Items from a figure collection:
════════════════════

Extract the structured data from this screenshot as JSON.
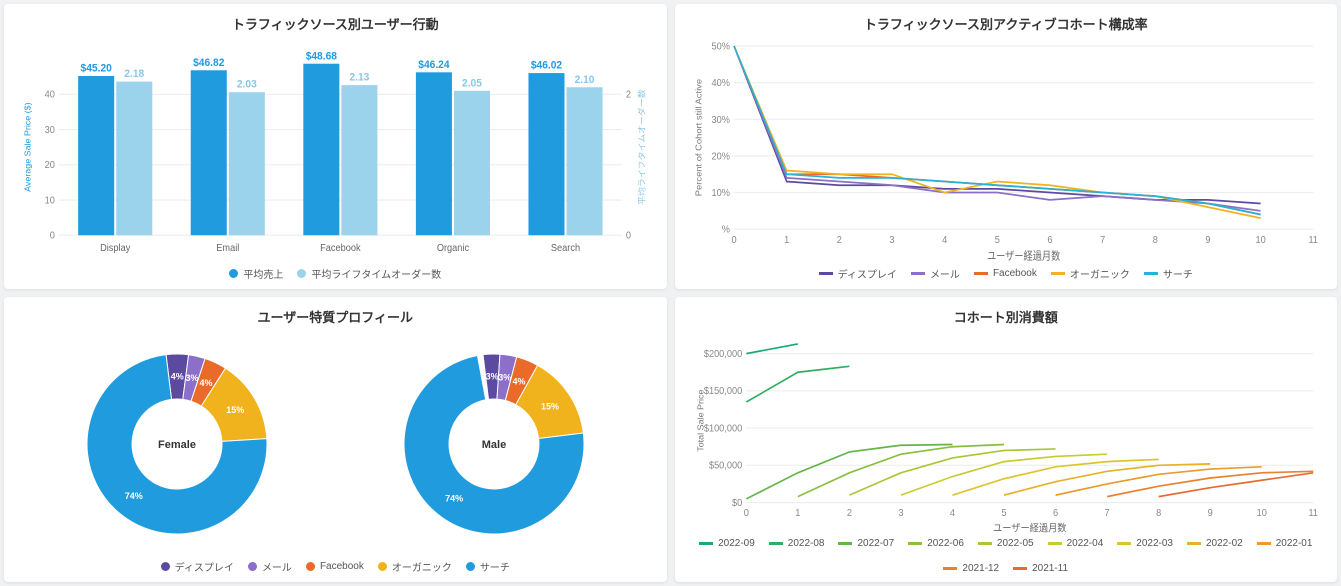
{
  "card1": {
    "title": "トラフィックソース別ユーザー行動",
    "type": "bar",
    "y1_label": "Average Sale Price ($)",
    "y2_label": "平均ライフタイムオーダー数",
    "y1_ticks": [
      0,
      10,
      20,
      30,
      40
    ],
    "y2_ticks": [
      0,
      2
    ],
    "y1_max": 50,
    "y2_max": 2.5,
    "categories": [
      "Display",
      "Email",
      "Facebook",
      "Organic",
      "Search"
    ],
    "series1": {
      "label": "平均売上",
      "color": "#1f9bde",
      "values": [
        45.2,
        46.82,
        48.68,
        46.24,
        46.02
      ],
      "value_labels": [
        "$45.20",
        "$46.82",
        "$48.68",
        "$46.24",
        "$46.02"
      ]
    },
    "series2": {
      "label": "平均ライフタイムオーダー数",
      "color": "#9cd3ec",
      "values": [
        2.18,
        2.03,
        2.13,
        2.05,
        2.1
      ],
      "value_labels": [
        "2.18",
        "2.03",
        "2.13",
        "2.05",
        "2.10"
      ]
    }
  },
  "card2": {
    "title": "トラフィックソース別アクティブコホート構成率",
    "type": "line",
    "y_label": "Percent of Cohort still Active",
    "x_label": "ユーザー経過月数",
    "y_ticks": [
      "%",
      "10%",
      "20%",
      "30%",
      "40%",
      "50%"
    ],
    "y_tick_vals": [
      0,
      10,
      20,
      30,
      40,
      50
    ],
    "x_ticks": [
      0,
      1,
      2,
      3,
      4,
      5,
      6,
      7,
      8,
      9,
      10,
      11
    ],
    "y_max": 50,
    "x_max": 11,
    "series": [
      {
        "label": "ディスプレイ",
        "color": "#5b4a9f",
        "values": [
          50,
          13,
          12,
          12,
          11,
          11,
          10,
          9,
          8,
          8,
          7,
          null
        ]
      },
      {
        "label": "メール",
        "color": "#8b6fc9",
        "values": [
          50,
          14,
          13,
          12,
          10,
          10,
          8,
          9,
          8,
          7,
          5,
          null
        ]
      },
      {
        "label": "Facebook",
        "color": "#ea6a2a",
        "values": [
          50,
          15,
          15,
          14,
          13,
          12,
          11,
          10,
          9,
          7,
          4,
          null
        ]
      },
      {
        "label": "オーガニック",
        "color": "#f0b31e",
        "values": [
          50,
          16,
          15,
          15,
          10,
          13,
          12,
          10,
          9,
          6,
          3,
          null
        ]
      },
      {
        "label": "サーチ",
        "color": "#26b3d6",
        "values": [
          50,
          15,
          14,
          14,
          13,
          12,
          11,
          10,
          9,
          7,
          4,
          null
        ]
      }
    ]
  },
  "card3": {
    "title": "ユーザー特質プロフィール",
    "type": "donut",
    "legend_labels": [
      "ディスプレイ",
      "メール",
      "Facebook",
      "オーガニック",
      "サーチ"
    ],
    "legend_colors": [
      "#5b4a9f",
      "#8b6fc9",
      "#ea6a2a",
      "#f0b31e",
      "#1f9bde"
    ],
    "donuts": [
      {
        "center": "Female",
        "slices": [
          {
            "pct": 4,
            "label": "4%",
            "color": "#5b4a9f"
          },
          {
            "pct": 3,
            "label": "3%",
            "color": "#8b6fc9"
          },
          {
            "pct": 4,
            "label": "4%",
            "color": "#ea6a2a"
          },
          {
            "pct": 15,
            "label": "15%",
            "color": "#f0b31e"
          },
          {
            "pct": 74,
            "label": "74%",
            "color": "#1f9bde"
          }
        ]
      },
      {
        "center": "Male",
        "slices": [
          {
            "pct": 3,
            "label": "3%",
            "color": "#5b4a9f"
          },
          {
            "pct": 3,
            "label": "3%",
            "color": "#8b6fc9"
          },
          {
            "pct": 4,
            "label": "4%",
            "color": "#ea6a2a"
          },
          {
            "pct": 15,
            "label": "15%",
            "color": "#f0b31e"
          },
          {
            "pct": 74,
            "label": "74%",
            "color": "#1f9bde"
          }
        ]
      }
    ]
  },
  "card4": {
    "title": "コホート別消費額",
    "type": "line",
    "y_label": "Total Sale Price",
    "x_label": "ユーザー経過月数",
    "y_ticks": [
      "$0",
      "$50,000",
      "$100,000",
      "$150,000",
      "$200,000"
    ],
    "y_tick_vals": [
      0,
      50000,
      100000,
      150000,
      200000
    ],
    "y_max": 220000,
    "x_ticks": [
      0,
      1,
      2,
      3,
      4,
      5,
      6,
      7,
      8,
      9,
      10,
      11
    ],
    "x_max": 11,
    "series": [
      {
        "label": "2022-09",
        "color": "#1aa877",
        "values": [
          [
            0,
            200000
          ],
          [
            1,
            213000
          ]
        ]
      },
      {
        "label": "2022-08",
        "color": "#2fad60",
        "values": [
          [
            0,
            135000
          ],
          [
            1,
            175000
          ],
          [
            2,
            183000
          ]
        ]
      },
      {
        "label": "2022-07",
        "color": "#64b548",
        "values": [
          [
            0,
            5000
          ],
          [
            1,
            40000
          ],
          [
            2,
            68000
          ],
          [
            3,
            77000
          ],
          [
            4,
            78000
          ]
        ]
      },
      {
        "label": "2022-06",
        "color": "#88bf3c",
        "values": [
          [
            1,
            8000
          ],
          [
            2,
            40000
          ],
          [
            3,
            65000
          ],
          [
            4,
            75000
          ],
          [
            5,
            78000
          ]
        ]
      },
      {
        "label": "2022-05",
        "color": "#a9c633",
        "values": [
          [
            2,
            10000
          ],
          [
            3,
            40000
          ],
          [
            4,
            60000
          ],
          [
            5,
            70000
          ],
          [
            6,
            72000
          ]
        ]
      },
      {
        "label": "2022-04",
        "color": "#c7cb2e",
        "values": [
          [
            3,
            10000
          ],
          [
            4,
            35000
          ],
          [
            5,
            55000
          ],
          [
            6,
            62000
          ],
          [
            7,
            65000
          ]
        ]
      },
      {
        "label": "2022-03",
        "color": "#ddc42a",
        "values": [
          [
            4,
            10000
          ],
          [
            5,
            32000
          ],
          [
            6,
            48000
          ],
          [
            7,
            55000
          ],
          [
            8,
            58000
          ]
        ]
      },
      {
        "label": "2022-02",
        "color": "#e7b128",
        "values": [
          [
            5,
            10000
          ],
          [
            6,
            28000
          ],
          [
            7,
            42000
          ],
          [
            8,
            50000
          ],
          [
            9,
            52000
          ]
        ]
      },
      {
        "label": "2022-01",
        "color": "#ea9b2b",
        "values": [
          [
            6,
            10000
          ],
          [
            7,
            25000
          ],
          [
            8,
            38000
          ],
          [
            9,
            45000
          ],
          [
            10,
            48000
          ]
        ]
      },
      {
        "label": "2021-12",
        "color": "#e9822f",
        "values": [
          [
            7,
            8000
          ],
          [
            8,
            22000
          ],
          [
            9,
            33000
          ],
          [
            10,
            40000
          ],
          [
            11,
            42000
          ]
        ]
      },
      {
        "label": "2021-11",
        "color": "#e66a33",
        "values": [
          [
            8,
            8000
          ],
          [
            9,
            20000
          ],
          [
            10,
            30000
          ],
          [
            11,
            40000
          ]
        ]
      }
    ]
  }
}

════════════════════

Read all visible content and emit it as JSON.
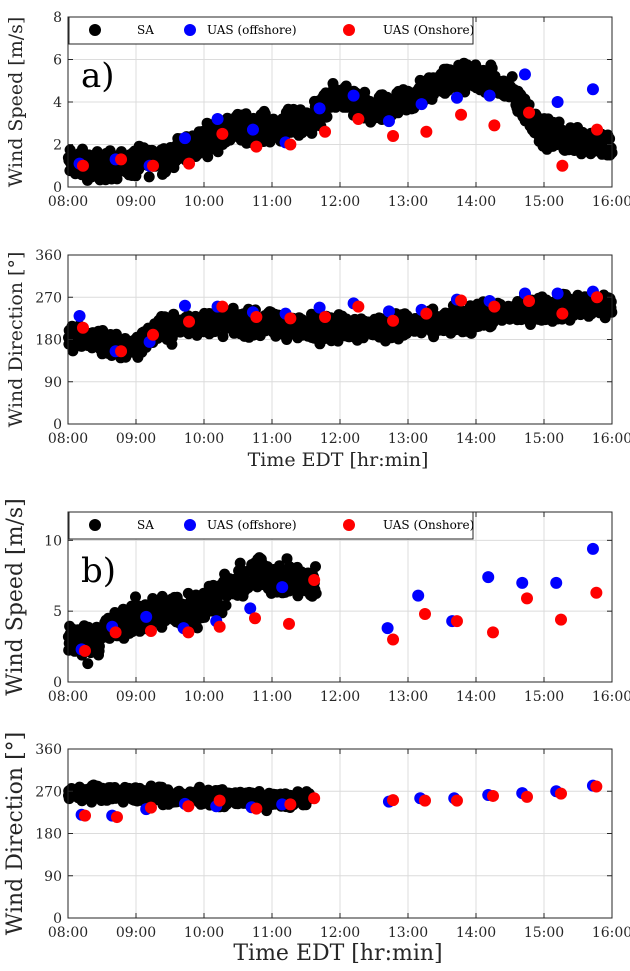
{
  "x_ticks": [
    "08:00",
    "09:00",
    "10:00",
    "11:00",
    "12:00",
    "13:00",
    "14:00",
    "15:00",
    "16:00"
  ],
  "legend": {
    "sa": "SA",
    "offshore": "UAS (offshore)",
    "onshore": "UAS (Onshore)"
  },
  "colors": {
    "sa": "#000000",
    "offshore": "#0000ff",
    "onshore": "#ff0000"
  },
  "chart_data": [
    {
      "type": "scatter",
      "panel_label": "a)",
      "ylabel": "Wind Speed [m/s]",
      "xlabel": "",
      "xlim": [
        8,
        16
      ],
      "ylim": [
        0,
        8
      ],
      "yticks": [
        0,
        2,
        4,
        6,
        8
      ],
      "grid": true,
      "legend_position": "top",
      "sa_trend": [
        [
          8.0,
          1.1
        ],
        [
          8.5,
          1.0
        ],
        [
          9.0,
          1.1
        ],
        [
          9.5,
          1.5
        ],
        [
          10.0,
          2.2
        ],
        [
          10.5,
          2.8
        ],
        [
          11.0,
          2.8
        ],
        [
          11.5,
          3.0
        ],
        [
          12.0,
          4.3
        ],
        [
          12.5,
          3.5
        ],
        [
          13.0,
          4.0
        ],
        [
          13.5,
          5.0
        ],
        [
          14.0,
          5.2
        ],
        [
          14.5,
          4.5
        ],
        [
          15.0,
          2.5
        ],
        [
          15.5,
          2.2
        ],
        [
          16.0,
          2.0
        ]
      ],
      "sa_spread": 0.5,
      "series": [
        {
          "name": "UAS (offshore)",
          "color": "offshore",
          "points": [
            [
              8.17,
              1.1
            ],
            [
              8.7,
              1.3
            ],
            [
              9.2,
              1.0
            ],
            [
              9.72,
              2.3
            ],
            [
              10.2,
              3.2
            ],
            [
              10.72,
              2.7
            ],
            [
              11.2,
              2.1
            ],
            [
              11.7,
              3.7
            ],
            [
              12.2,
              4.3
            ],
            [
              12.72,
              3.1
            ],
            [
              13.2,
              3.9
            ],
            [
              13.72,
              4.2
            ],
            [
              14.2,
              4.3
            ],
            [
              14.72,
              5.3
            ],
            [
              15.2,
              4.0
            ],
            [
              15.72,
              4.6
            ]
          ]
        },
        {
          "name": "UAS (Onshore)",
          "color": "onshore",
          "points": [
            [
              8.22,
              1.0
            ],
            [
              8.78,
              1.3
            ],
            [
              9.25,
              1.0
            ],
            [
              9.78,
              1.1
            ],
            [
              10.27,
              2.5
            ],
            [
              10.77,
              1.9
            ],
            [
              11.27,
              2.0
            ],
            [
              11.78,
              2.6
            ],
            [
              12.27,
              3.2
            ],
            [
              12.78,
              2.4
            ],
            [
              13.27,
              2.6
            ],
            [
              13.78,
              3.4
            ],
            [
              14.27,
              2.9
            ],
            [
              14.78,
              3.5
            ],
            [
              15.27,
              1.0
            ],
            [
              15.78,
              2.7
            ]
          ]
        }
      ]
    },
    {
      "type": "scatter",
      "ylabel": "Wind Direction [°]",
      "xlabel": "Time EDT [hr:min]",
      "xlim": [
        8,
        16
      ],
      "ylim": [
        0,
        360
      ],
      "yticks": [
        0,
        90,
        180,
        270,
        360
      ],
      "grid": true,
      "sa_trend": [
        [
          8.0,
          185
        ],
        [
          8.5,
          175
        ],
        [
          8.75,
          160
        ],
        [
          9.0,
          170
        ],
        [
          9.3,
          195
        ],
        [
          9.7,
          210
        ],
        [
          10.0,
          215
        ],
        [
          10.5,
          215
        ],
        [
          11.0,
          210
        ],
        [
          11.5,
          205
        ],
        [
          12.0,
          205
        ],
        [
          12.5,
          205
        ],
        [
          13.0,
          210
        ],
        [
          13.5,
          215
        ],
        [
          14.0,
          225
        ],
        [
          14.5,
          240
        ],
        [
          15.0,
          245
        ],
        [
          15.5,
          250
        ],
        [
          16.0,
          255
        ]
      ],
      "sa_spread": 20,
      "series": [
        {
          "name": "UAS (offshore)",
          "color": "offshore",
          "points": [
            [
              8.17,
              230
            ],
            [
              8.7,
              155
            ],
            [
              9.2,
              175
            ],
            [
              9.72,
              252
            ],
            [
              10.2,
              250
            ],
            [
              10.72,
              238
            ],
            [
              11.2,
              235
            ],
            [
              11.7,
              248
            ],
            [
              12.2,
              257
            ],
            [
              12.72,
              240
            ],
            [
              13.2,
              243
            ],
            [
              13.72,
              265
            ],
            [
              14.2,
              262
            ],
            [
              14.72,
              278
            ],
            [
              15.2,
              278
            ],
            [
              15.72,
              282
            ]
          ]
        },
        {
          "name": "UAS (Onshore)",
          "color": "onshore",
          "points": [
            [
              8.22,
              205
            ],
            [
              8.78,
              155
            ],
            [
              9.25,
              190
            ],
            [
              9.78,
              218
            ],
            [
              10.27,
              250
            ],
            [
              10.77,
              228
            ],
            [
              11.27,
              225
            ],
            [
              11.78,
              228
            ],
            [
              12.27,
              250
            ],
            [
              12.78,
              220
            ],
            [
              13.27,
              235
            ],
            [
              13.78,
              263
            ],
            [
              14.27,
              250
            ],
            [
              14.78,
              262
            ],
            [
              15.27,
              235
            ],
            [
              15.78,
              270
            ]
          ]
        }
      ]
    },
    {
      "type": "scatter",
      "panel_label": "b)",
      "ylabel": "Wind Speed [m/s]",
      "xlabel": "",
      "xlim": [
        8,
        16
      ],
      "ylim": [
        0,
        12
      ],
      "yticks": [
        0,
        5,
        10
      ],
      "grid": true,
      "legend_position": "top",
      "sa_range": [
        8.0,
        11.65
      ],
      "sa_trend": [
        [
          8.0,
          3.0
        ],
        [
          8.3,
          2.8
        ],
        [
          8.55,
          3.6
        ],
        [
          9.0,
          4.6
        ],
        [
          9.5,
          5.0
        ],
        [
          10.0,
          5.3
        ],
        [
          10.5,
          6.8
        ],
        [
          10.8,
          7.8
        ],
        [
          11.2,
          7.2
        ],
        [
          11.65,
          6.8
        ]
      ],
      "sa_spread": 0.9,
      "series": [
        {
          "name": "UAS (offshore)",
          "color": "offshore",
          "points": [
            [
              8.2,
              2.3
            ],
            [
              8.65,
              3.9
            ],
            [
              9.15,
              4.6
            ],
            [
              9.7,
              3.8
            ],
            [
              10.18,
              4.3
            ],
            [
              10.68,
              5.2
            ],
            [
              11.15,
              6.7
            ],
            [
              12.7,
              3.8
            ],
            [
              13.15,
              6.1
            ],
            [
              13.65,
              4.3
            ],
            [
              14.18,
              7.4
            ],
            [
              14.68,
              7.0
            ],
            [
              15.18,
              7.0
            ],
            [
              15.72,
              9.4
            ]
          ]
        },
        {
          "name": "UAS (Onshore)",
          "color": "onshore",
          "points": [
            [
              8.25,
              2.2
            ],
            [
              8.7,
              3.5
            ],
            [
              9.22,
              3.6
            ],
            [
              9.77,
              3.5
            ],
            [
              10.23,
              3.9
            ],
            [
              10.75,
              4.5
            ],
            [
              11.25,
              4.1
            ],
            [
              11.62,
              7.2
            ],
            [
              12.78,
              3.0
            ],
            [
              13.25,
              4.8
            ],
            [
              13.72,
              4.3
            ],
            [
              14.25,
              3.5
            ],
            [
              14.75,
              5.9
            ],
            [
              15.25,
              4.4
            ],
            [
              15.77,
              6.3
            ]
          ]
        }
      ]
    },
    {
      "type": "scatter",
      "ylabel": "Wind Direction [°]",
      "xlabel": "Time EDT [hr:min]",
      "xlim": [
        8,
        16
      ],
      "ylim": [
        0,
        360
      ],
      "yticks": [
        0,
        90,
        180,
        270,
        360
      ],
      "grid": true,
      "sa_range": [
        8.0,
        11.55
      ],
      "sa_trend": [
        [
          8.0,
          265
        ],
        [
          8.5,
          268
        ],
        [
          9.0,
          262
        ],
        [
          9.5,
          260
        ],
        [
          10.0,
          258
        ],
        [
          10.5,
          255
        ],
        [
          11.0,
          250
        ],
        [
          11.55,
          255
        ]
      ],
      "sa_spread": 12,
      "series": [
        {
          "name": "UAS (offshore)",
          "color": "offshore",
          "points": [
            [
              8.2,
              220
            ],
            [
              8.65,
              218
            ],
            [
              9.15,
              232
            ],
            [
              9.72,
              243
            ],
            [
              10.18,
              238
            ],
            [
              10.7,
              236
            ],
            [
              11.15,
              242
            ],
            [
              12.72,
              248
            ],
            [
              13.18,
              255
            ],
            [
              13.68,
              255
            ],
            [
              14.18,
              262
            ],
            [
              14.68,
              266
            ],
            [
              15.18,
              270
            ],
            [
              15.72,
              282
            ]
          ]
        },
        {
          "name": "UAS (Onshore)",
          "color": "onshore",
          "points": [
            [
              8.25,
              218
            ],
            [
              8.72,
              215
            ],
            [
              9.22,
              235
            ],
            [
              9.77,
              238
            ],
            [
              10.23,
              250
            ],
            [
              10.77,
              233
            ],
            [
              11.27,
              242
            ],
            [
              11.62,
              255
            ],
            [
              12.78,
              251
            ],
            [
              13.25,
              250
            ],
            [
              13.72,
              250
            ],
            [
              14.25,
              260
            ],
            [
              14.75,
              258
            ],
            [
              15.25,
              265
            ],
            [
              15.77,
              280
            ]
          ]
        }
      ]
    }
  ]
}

════════════════════

Identify the lines of the entries containing the string "Sale". Copy each such line.

    "y1_label": "Average Sale Price ($)",
    "y_label": "Total Sale Price",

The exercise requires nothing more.